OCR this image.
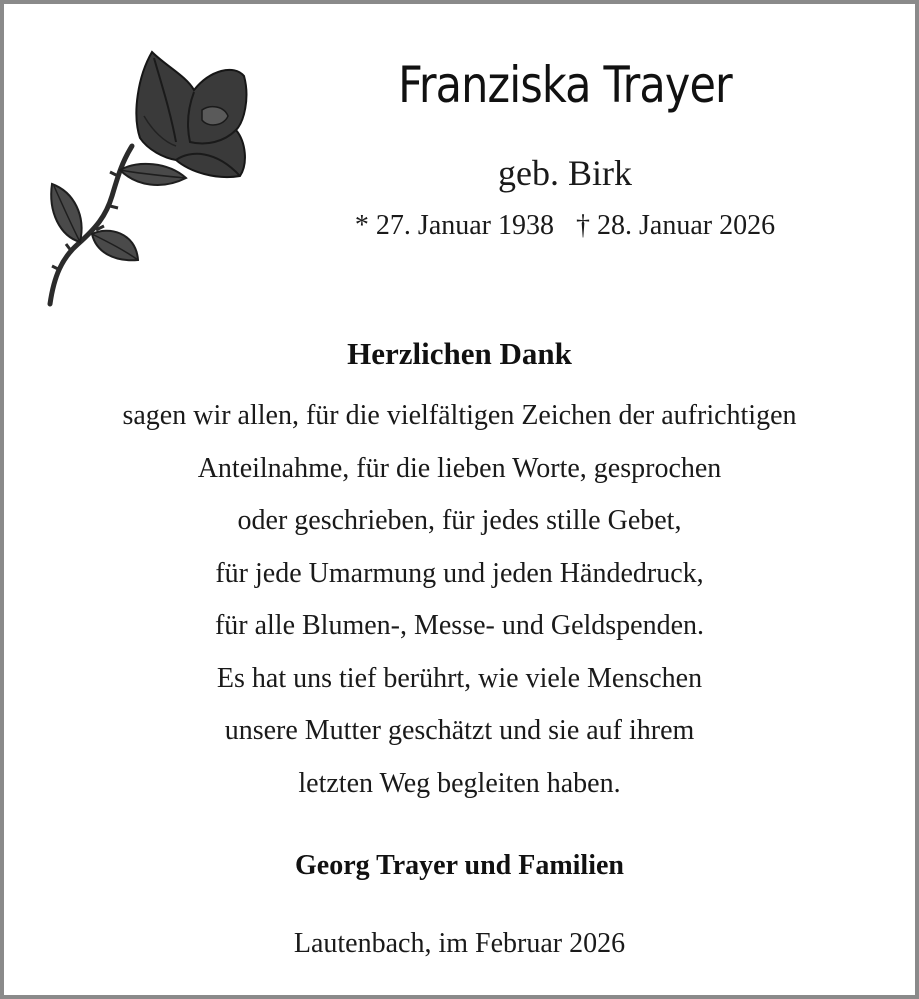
Franziska Trayer
geb. Birk
* 27. Januar 1938 † 28. Januar 2026
Herzlichen Dank
sagen wir allen, für die vielfältigen Zeichen der aufrichtigen
Anteilnahme, für die lieben Worte, gesprochen
oder geschrieben, für jedes stille Gebet,
für jede Umarmung und jeden Händedruck,
für alle Blumen-, Messe- und Geldspenden.
Es hat uns tief berührt, wie viele Menschen
unsere Mutter geschätzt und sie auf ihrem
letzten Weg begleiten haben.
Georg Trayer und Familien
Lautenbach, im Februar 2026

____

Select every line where the word "Trayer" occurs.

Franziska Trayer
Georg Trayer und Familien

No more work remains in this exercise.